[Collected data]

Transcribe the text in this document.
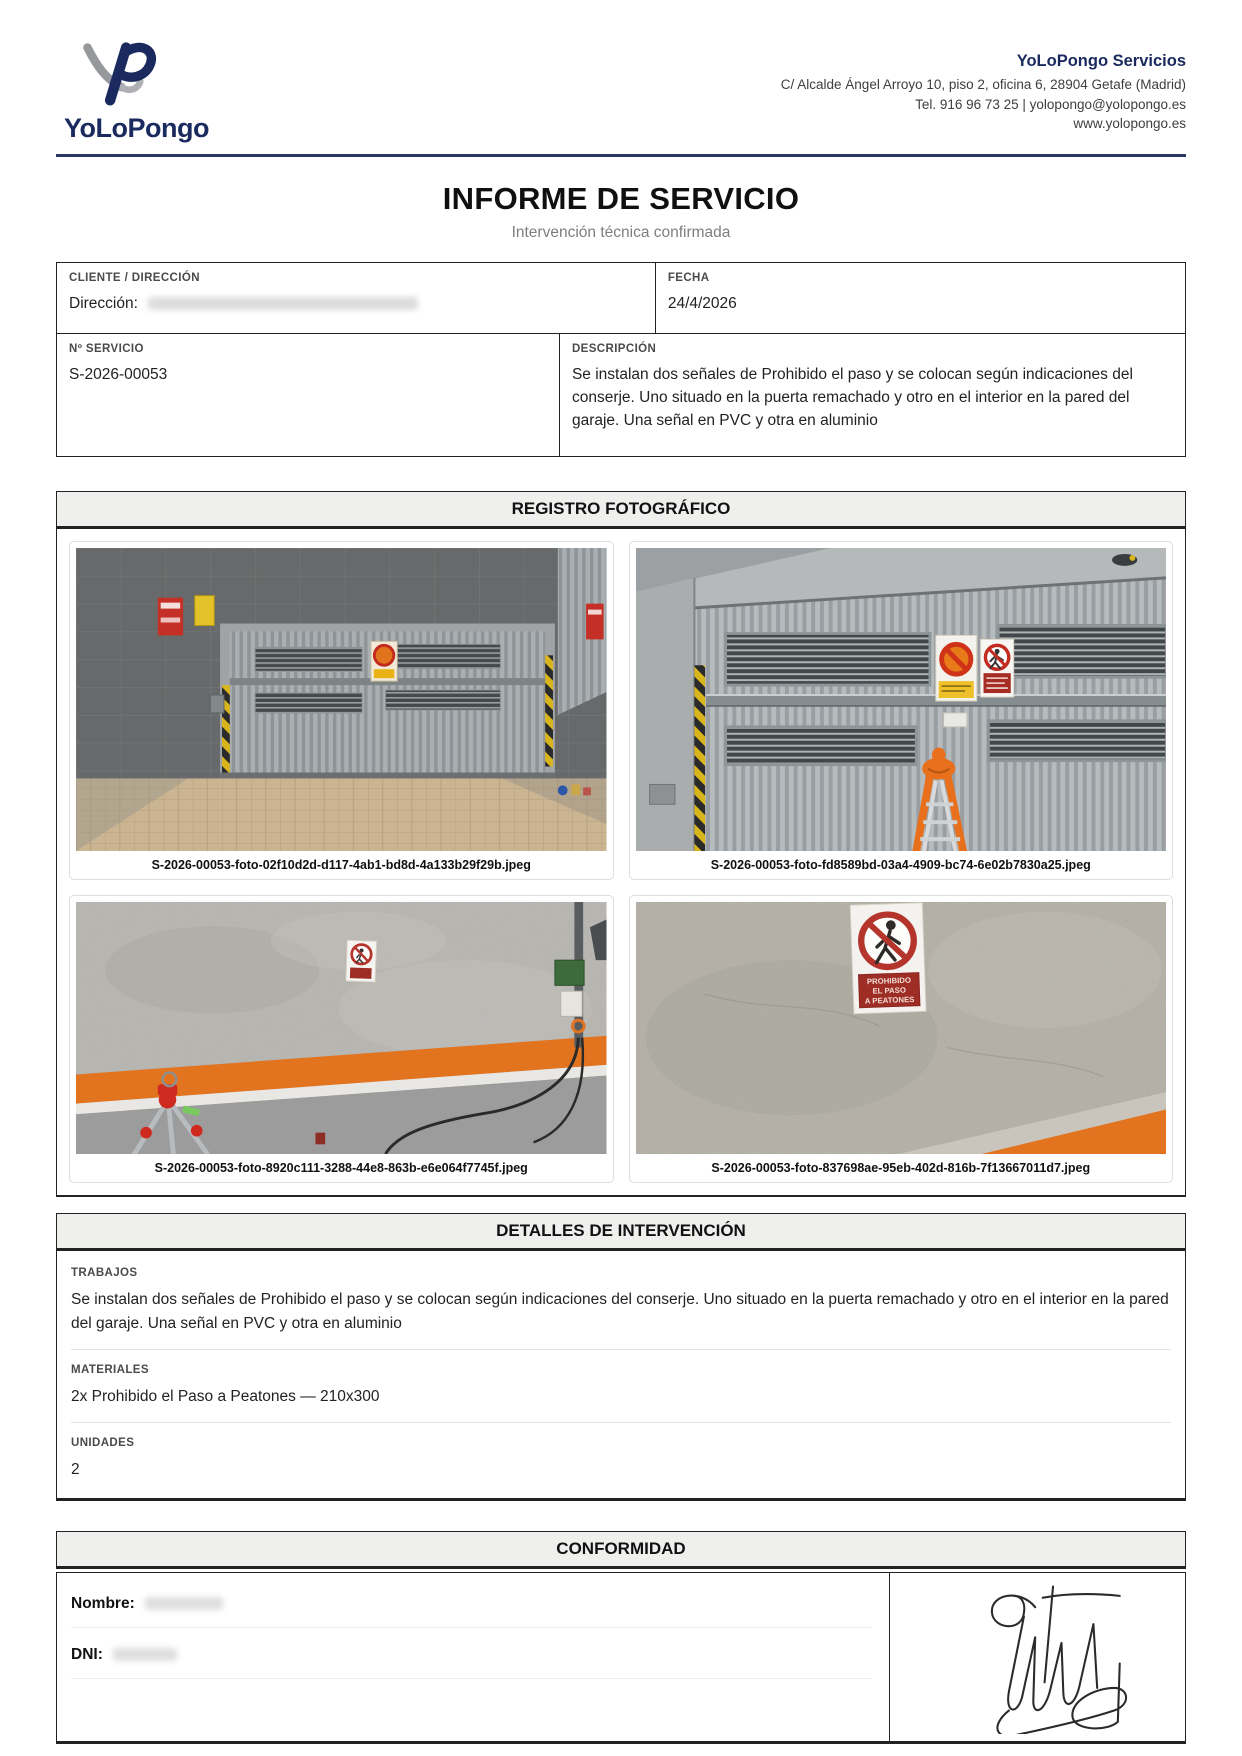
YoLoPongo
YoLoPongo Servicios
C/ Alcalde Ángel Arroyo 10, piso 2, oficina 6, 28904 Getafe (Madrid)
Tel. 916 96 73 25 | yolopongo@yolopongo.es
www.yolopongo.es
INFORME DE SERVICIO
Intervención técnica confirmada
CLIENTE / DIRECCIÓN
Dirección:
FECHA
24/4/2026
Nº SERVICIO
S-2026-00053
DESCRIPCIÓN
Se instalan dos señales de Prohibido el paso y se colocan según indicaciones del conserje. Uno situado en la puerta remachado y otro en el interior en la pared del garaje. Una señal en PVC y otra en aluminio
REGISTRO FOTOGRÁFICO
S-2026-00053-foto-02f10d2d-d117-4ab1-bd8d-4a133b29f29b.jpeg	S-2026-00053-foto-fd8589bd-03a4-4909-bc74-6e02b7830a25.jpeg
S-2026-00053-foto-8920c111-3288-44e8-863b-e6e064f7745f.jpeg
PROHIBIDO
EL PASO
A PEATONES
S-2026-00053-foto-837698ae-95eb-402d-816b-7f13667011d7.jpeg
DETALLES DE INTERVENCIÓN
TRABAJOS
Se instalan dos señales de Prohibido el paso y se colocan según indicaciones del conserje. Uno situado en la puerta remachado y otro en el interior en la pared del garaje. Una señal en PVC y otra en aluminio
MATERIALES
2x Prohibido el Paso a Peatones — 210x300
UNIDADES
2
CONFORMIDAD
Nombre:
DNI:
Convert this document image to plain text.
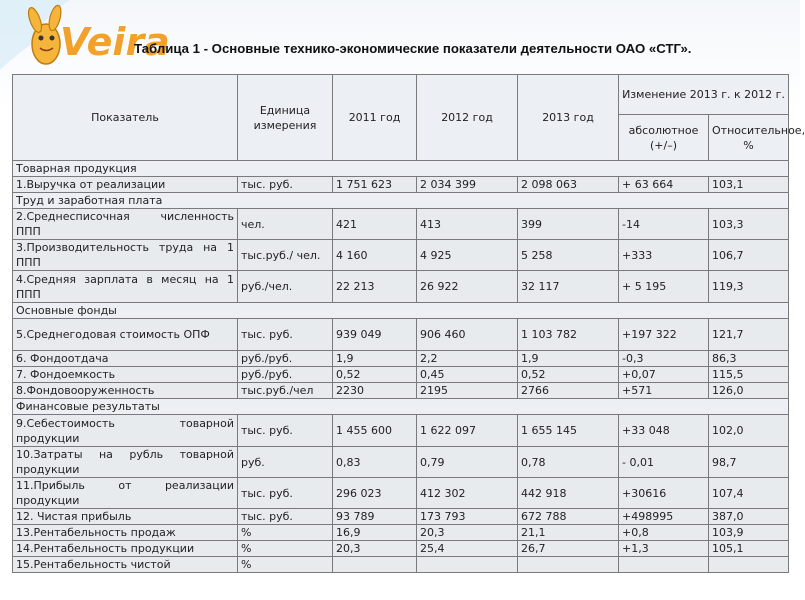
Veira
Таблица 1 - Основные технико-экономические показатели деятельности ОАО «СТГ».
Показатель	Единица измерения	2011 год	2012 год	2013 год	Изменение 2013 г. к 2012 г.	
					абсолютное (+/–)	Относительное, %
Товарная продукция						
1.Выручка от реализации	тыс. руб.	1 751 623	2 034 399	2 098 063	+ 63 664	103,1
Труд и заработная плата						
2.Среднесписочная численность ППП	чел.	421	413	399	-14	103,3
3.Производительность труда на 1 ППП	тыс.руб./ чел.	4 160	4 925	5 258	+333	106,7
4.Средняя зарплата в месяц на 1 ППП	руб./чел.	22 213	26 922	32 117	+ 5 195	119,3
Основные фонды						
5.Среднегодовая стоимость ОПФ	тыс. руб.	939 049	906 460	1 103 782	+197 322	121,7
6. Фондоотдача	руб./руб.	1,9	2,2	1,9	-0,3	86,3
7. Фондоемкость	руб./руб.	0,52	0,45	0,52	+0,07	115,5
8.Фондовооруженность	тыс.руб./чел	2230	2195	2766	+571	126,0
Финансовые результаты						
9.Себестоимость товарной продукции	тыс. руб.	1 455 600	1 622 097	1 655 145	+33 048	102,0
10.Затраты на рубль товарной продукции	руб.	0,83	0,79	0,78	- 0,01	98,7
11.Прибыль от реализации продукции	тыс. руб.	296 023	412 302	442 918	+30616	107,4
12. Чистая прибыль	тыс. руб.	93 789	173 793	672 788	+498995	387,0
13.Рентабельность продаж	%	16,9	20,3	21,1	+0,8	103,9
14.Рентабельность продукции	%	20,3	25,4	26,7	+1,3	105,1
15.Рентабельность чистой	%					
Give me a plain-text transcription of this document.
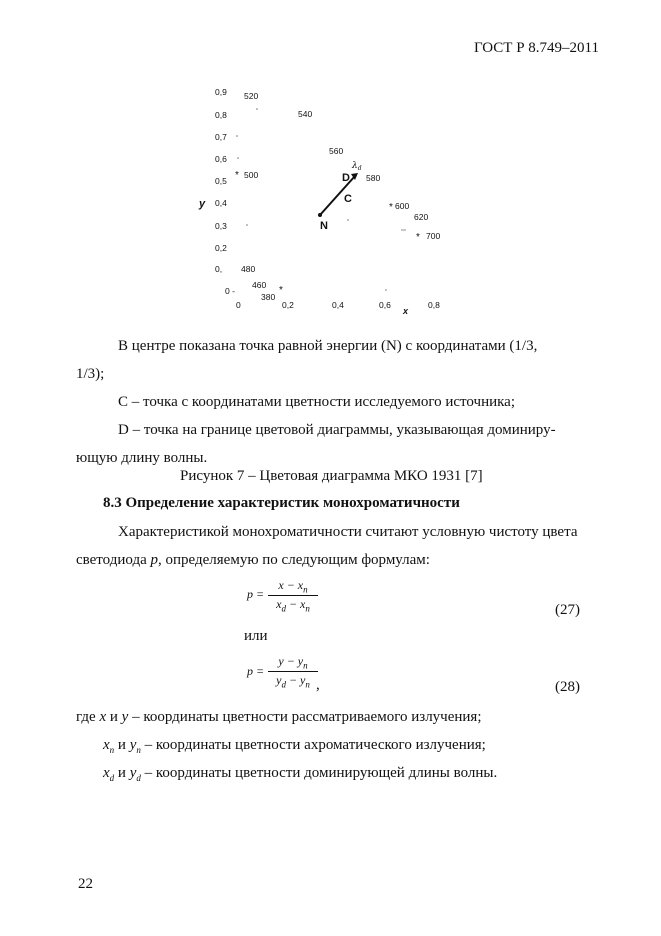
ГОСТ Р 8.749–2011
0,9
0,8
0,7
0,6
0,5
0,4
0,3
0,2
0,
0 -
y
x
0	0,2	0,4	0,6	0,8
520
540
560
580
500
600
620
700
480
460
380
*
*
*
*
N
C
D
$\lambda_d$
В центре показана точка равной энергии (N) с координатами (1/3,
1/3);
С – точка с координатами цветности исследуемого источника;
D – точка на границе цветовой диаграммы, указывающая доминиру-
ющую длину волны.
Рисунок 7 – Цветовая диаграмма МКО 1931 [7]
8.3 Определение характеристик монохроматичности
Характеристикой монохроматичности считают условную чистоту цвета
светодиода p, определяемую по следующим формулам:
$p = \frac{x - x_n}{x_d - x_n}$	(27)
или
$p = \frac{y - y_n}{y_d - y_n}$
,	(28)
где x и y – координаты цветности рассматриваемого излучения;
$x_n$ и $y_n$ – координаты цветности ахроматического излучения;
$x_d$ и $y_d$ – координаты цветности доминирующей длины волны.
22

### The problem
Check each line of the records for the word "волны" and extract those that contain it.

### Exercise response
ющую длину волны.
$x_d$ и $y_d$ – координаты цветности доминирующей длины волны.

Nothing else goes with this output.